Lo que harás:
a - Transcribe del texto sobre Berlín el fragmento que va de "BERLÍN VISTO A" a "en su arquitectura.", ambos incluidos.
b - Pasa al inglés esta oración del texto sobre Berlín: "La modernidad de sus construcciones testimonia que la guerra no dejó piedra sobre piedra."
c - Según el texto sobre Berlín, ¿cómo estaba el espacio que quedaba entre las dos paredes del muro?

Texto para leer:
□ □ □ □

BERLÍN VISTO A VUELO DE PÁJARO
Escribe Ángel Gavidia
Decir
que esta es la crónica de un viaje es simplemente excesivo. Es
apenas el apunte de una observación ligera. La primera impresión de
una ciudad que imaginé distinta. En especial en su arquitectura.
Cuando hablaban de Berlín, pensaba en París, Madrid, Roma, Londres.
Pero su personalidad de famosa urbe europea se apoya más bien en la
sobriedad de la construcción moderna sin más características. Y
hasta el famoso muro que dividía a la ciudad, que vislumbré
imponente, no era tal, era, en realidad, dos paredes paralelas
relativamente delgadas; pero el espacio que quedaba entre ellas
estaba minado y atravesarlo suponía morir despedazado o acribillado
por los que lo guardeaban. Pero allí ya estamos entrando en lo
fundamental de esta ciudad: su historia. La modernidad de sus
construcciones testimonia que la guerra no dejó piedra sobre piedra.

□ □ □ □

[Listados de elementos y regiones]
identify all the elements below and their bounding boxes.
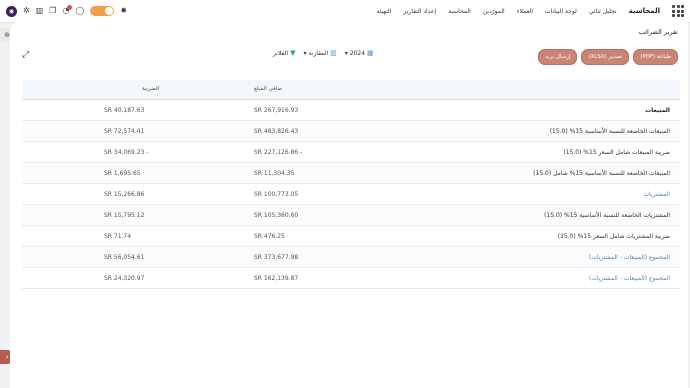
row-label: المبيعات الخاضعة للنسبة الأساسية 15% (15… [549,128,670,135]
expand-icon[interactable]: ⤢ [22,50,29,60]
send-email-button[interactable]: إرسال بريد [538,49,578,65]
filter-menu[interactable]: الفلاتر ▼ [273,49,295,57]
dark-mode-toggle[interactable] [90,6,115,16]
tax-amount-cell: SR 34,069.23 - [104,149,149,156]
tax-amount-cell: SR 24,320.97 [104,275,145,282]
date-menu[interactable]: ▾ 2024 ▦ [345,49,374,57]
table-row[interactable]: المبيعات SR 267,916.93 SR 40,187.63 [22,100,680,121]
net-amount-cell: SR 483,826.43 [254,128,299,135]
net-amount-cell: SR 476.25 [254,233,285,240]
chart-icon: ▥ [330,49,337,57]
table-row[interactable]: المبيعات الخاضعة للنسبة الأساسية 15% (15… [22,121,680,142]
chevron-down-icon: ▾ [344,49,348,57]
building-icon[interactable]: ▥ [36,7,44,15]
tax-amount-cell: SR 56,054.61 [104,254,145,261]
tax-amount-cell: SR 15,795.12 [104,212,145,219]
bug-icon[interactable]: ✲ [23,7,30,15]
report-filters: الفلاتر ▼ ▾ المقارنة ▥ ▾ 2024 ▦ [273,49,374,57]
user-avatar[interactable]: ◉ [6,5,17,17]
export-xlsx-button[interactable]: تصدير (XLSX) [581,49,630,65]
table-row[interactable]: ضريبة المشتريات شامل السعر 15% (15.0) SR … [22,226,680,247]
menu-item-reporting[interactable]: إعداد التقارير [403,8,436,15]
net-amount-cell: SR 11,304.35 [254,170,295,177]
net-amount-cell: SR 267,916.93 [254,107,299,114]
menu-item-analysis[interactable]: تحليل ثنائي [589,8,617,15]
table-row[interactable]: المشتريات الخاضعة للنسبة الأساسية 15% (1… [22,205,680,226]
row-label: ضريبة المشتريات شامل السعر 15% (15.0) [557,233,670,240]
row-label: المبيعات الخاضعة للنسبة الأساسية 15% شام… [533,170,670,177]
net-amount-cell: SR 100,773.05 [254,191,299,198]
systray: ◉ ✲ ▥ ❐ ◔ ◯ ✸ [6,3,127,19]
tax-amount-cell: SR 15,266.86 [104,191,145,198]
apps-grid-icon[interactable] [672,5,684,17]
table-header: صافي المبلغ الضريبة [22,80,680,100]
net-amount-cell: SR 373,677.98 [254,254,299,261]
table-row[interactable]: ضريبة المبيعات شامل السعر 15% (15.0) SR 2… [22,142,680,163]
table-row[interactable]: المشتريات SR 100,773.05 SR 15,266.86 [22,184,680,205]
filter-label: الفلاتر [273,49,289,57]
page-title: تقرير الضرائب [638,28,678,36]
table-body: المبيعات SR 267,916.93 SR 40,187.63 المبيعا… [22,100,680,289]
report-card: تقرير الضرائب طباعة (PDF) تصدير (XLSX) إ… [10,22,688,388]
tax-amount-cell: SR 40,187.63 [104,107,145,114]
comparison-menu[interactable]: ▾ المقارنة ▥ [303,49,336,57]
calendar-icon: ▦ [367,49,374,57]
filter-icon: ▼ [290,49,296,57]
table-row[interactable]: المجموع (المبيعات - المشتريات) SR 162,139… [22,268,680,289]
report-actions: طباعة (PDF) تصدير (XLSX) إرسال بريد [538,49,678,65]
row-label[interactable]: المجموع (المبيعات - المشتريات) [589,275,670,282]
net-amount-header: صافي المبلغ [254,86,283,92]
print-pdf-button[interactable]: طباعة (PDF) [633,49,678,65]
row-label[interactable]: المجموع (المبيعات - المشتريات) [589,254,670,261]
tax-amount-cell: SR 1,695.65 [104,170,141,177]
menu-item-accounting[interactable]: المحاسبة [448,8,471,15]
tax-header: الضريبة [142,86,160,92]
row-label: المشتريات الخاضعة للنسبة الأساسية 15% (1… [544,212,670,219]
row-label[interactable]: المشتريات [643,191,670,198]
menu-item-vendors[interactable]: المورّدين [483,8,505,15]
top-navbar: ◉ ✲ ▥ ❐ ◔ ◯ ✸ المحاسبة تحليل ثنائي لوحة … [0,0,690,23]
table-row[interactable]: المجموع (المبيعات - المشتريات) SR 373,677… [22,247,680,268]
row-label: المبيعات [645,107,670,114]
tax-amount-cell: SR 72,574.41 [104,128,145,135]
net-amount-cell: SR 105,360.60 [254,212,299,219]
chevron-down-icon: ▾ [303,49,307,57]
settings-icon[interactable]: ✸ [120,7,127,15]
chat-icon[interactable]: ◯ [75,7,84,15]
copy-icon[interactable]: ❐ [49,7,56,15]
menu-item-customers[interactable]: العملاء [517,8,533,15]
main-menu: المحاسبة تحليل ثنائي لوحة البيانات العمل… [376,0,684,22]
comparison-label: المقارنة [308,49,329,57]
menu-item-dashboard[interactable]: لوحة البيانات [545,8,577,15]
app-brand[interactable]: المحاسبة [629,7,660,15]
activity-icon[interactable]: ◔ [62,5,73,15]
net-amount-cell: SR 162,139.87 [254,275,299,282]
menu-item-configuration[interactable]: التهيئة [376,8,391,15]
table-row[interactable]: المبيعات الخاضعة للنسبة الأساسية 15% شام… [22,163,680,184]
year-label: 2024 [349,49,366,57]
tax-amount-cell: SR 71.74 [104,233,132,240]
net-amount-cell: SR 227,126.86 - [254,149,303,156]
row-label: ضريبة المبيعات شامل السعر 15% (15.0) [563,149,670,156]
tax-report-table: صافي المبلغ الضريبة المبيعات SR 267,916.9… [22,80,680,289]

□ □ □ □

Ejercicio resuelto:
a -
BERLÍN VISTO A VUELO DE PÁJARO
Escribe Ángel Gavidia
Decir
que esta es la crónica de un viaje es simplemente excesivo. Es
apenas el apunte de una observación ligera. La primera impresión de
una ciudad que imaginé distinta. En especial en su arquitectura.

b - The modernity of its buildings bears witness to the fact that the war left no stone standing.

c - Estaba minado.